>>

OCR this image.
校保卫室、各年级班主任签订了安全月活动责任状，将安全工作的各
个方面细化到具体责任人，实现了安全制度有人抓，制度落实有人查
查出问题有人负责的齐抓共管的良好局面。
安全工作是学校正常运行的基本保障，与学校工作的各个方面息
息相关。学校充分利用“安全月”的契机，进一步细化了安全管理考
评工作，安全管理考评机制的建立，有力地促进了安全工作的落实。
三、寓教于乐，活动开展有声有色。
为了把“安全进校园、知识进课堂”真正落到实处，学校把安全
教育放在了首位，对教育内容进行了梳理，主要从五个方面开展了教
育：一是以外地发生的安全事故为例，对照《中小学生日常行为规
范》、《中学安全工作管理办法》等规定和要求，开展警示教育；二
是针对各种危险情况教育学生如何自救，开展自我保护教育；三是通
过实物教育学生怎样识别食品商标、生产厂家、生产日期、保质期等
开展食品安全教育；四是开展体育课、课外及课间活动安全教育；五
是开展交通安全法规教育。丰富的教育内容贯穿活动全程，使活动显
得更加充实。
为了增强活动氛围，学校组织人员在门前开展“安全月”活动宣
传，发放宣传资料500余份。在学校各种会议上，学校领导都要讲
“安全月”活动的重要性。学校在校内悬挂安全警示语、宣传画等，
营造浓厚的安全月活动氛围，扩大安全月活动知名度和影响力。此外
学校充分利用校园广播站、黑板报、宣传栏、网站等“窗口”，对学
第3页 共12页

<<

Transcribe every entry word for word.

OCR this image.
校保卫室、各年级班主任签订了安全月活动责任状，将安全工作的各
个方面细化到具体责任人，实现了安全制度有人抓，制度落实有人查
查出问题有人负责的齐抓共管的良好局面。
安全工作是学校正常运行的基本保障，与学校工作的各个方面息
息相关。学校充分利用“安全月”的契机，进一步细化了安全管理考
评工作，安全管理考评机制的建立，有力地促进了安全工作的落实。
三、寓教于乐，活动开展有声有色。
为了把“安全进校园、知识进课堂”真正落到实处，学校把安全
教育放在了首位，对教育内容进行了梳理，主要从五个方面开展了教
育：一是以外地发生的安全事故为例，对照《中小学生日常行为规
范》、《中学安全工作管理办法》等规定和要求，开展警示教育；二
是针对各种危险情况教育学生如何自救，开展自我保护教育；三是通
过实物教育学生怎样识别食品商标、生产厂家、生产日期、保质期等
开展食品安全教育；四是开展体育课、课外及课间活动安全教育；五
是开展交通安全法规教育。丰富的教育内容贯穿活动全程，使活动显
得更加充实。
为了增强活动氛围，学校组织人员在门前开展“安全月”活动宣
传，发放宣传资料500余份。在学校各种会议上，学校领导都要讲
“安全月”活动的重要性。学校在校内悬挂安全警示语、宣传画等，
营造浓厚的安全月活动氛围，扩大安全月活动知名度和影响力。此外
学校充分利用校园广播站、黑板报、宣传栏、网站等“窗口”，对学
第3页 共12页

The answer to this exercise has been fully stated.